**WHAT THIS TASK INVOLVES**
Repeat every line exactly, keeping the pictures out of the copy.

A block of data:
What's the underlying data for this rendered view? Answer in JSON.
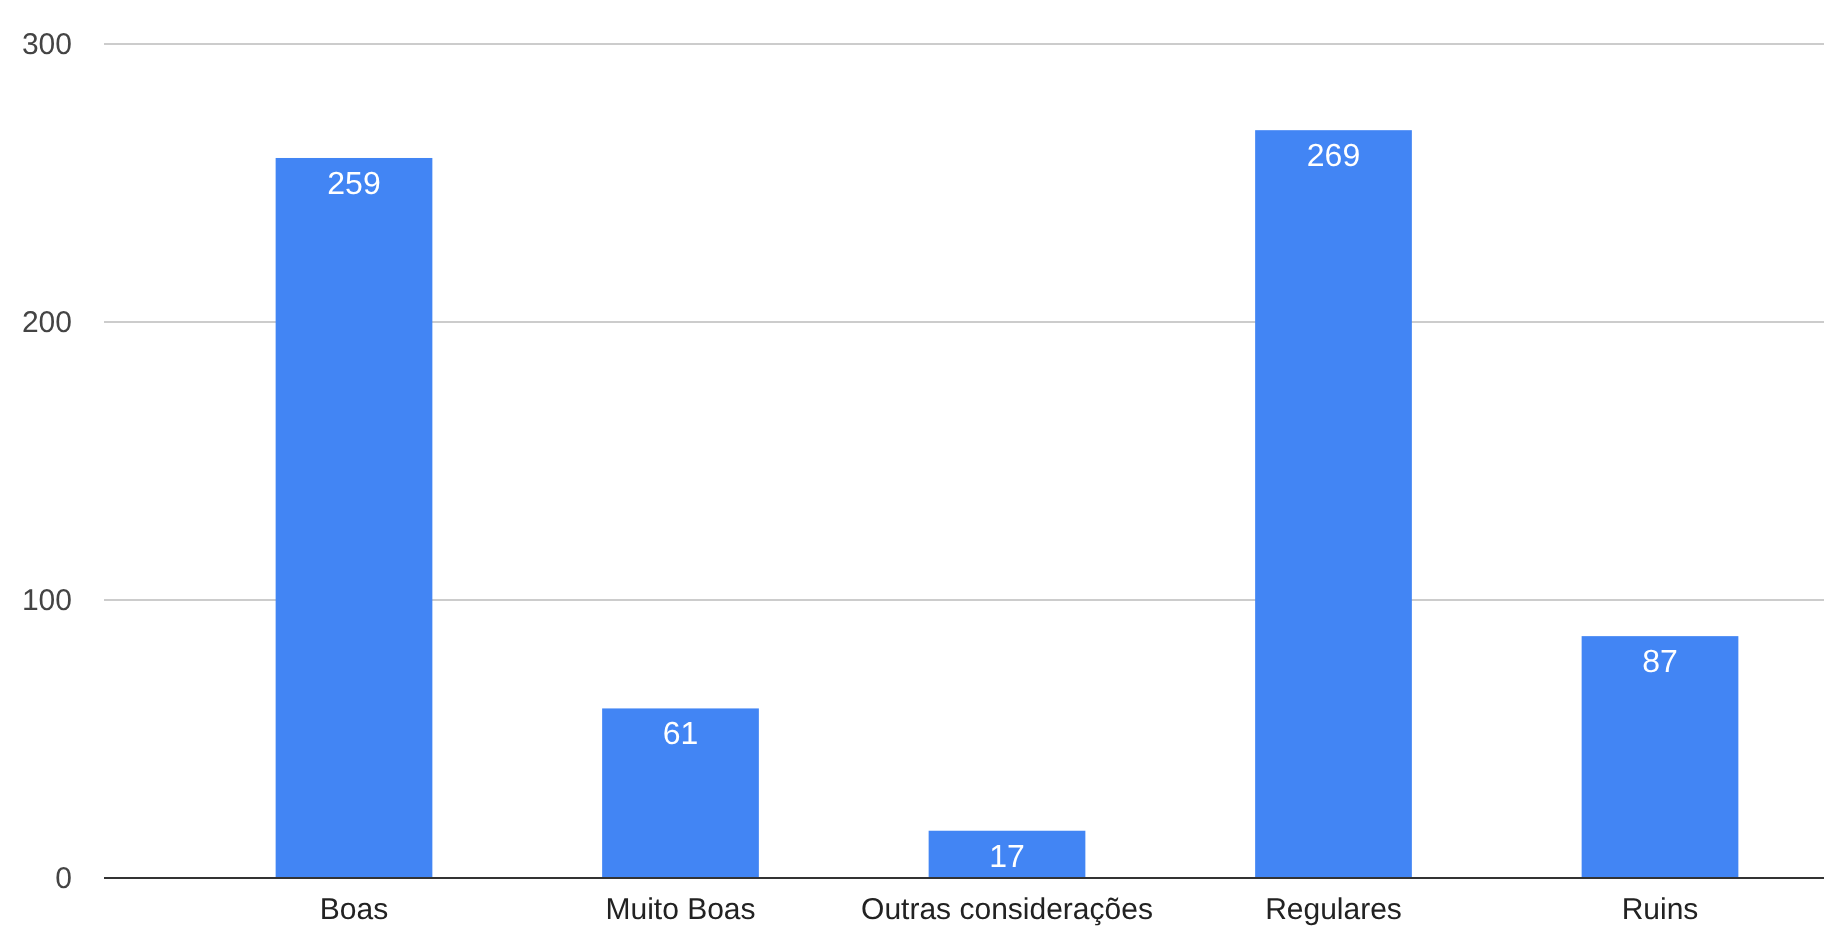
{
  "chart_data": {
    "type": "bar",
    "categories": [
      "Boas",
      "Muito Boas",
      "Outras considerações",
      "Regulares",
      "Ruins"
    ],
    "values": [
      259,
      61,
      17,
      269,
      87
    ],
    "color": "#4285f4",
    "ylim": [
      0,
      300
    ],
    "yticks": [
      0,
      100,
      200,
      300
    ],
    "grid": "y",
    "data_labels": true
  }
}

**TASK ANSWER**
What's the underlying data for this rendered view? Answer in JSON.
{
  "chart_data": {
    "type": "bar",
    "categories": [
      "Boas",
      "Muito Boas",
      "Outras considerações",
      "Regulares",
      "Ruins"
    ],
    "values": [
      259,
      61,
      17,
      269,
      87
    ],
    "color": "#4285f4",
    "ylim": [
      0,
      300
    ],
    "yticks": [
      0,
      100,
      200,
      300
    ],
    "grid": "y",
    "data_labels": true
  }
}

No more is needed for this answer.